### Material
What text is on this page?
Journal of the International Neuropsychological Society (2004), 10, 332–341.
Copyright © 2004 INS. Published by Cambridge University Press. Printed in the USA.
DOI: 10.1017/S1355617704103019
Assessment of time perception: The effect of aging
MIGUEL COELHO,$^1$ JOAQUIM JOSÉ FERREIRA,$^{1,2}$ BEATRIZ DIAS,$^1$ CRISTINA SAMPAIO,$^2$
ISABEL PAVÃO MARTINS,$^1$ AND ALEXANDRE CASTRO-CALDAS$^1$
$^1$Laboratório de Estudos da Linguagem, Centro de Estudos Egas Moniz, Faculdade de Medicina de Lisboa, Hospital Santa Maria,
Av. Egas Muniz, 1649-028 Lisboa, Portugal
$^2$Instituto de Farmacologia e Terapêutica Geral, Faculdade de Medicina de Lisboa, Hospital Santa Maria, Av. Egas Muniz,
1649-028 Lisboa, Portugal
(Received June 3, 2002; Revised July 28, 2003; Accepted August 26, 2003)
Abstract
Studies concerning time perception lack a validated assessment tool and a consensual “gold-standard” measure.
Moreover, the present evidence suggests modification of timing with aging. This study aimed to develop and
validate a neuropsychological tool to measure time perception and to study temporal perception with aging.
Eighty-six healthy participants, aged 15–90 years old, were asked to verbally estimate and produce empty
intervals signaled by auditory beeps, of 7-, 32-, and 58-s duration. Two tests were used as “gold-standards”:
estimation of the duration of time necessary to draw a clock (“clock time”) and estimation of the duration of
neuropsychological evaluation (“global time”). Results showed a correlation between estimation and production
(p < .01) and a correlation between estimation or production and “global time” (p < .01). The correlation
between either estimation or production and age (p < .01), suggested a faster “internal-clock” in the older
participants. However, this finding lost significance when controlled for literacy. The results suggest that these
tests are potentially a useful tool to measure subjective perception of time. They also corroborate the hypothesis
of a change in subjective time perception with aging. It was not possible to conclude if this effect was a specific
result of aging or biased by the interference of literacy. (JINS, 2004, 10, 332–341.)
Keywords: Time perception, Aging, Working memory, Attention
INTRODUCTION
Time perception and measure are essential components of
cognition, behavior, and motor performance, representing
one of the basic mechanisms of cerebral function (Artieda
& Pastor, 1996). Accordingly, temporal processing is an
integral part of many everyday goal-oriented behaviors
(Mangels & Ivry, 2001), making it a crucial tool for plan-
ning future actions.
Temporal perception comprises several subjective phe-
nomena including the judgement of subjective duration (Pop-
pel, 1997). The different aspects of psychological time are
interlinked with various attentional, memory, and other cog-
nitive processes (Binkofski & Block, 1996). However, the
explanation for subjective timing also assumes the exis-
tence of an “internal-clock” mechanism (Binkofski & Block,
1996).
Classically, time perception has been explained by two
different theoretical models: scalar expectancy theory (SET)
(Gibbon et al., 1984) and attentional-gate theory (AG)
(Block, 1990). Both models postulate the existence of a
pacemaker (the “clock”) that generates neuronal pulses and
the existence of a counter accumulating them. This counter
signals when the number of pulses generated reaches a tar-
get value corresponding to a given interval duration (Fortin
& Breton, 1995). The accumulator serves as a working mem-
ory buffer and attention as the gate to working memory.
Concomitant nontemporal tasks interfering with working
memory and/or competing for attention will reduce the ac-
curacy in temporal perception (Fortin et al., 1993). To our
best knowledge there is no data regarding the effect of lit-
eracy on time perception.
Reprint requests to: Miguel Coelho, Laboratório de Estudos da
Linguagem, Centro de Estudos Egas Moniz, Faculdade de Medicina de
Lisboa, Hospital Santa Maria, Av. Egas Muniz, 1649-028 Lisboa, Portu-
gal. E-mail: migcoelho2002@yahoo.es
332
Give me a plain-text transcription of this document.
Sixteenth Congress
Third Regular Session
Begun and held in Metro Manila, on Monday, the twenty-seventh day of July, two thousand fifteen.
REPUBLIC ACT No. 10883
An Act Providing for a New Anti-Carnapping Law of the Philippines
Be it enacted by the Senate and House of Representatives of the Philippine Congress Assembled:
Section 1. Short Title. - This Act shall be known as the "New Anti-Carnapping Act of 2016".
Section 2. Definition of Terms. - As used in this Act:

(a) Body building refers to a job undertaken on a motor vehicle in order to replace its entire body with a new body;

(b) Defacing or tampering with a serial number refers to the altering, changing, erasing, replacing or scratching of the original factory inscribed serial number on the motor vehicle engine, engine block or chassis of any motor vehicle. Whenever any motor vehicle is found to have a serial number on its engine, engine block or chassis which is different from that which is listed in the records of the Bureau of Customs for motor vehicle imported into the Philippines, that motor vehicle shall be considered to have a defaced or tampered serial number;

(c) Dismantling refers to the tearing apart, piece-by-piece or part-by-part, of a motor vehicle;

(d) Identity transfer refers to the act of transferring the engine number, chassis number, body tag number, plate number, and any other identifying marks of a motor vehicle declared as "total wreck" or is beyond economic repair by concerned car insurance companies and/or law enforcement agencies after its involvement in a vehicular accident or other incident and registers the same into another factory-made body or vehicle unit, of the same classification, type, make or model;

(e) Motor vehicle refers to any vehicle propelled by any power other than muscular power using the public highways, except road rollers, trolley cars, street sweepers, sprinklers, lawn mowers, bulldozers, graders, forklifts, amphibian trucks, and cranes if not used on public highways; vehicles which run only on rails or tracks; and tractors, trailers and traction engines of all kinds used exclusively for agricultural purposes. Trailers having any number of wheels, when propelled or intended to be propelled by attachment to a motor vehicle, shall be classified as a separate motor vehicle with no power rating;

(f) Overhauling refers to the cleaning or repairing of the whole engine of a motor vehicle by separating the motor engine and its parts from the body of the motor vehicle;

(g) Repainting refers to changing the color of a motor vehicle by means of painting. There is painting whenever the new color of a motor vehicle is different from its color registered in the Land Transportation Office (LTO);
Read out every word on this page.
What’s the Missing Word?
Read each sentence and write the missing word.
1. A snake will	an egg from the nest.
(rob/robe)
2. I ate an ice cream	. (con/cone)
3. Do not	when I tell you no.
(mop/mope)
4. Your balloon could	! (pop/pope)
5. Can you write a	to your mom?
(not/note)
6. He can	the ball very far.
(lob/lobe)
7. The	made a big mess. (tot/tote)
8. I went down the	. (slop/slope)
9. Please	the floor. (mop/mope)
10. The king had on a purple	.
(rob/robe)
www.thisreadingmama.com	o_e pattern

### Request
From the listing above, copy out each line where the word "models" appears.

### Answer for the task
different theoretical models: scalar expectancy theory (SET)
(Block, 1990). Both models postulate the existence of a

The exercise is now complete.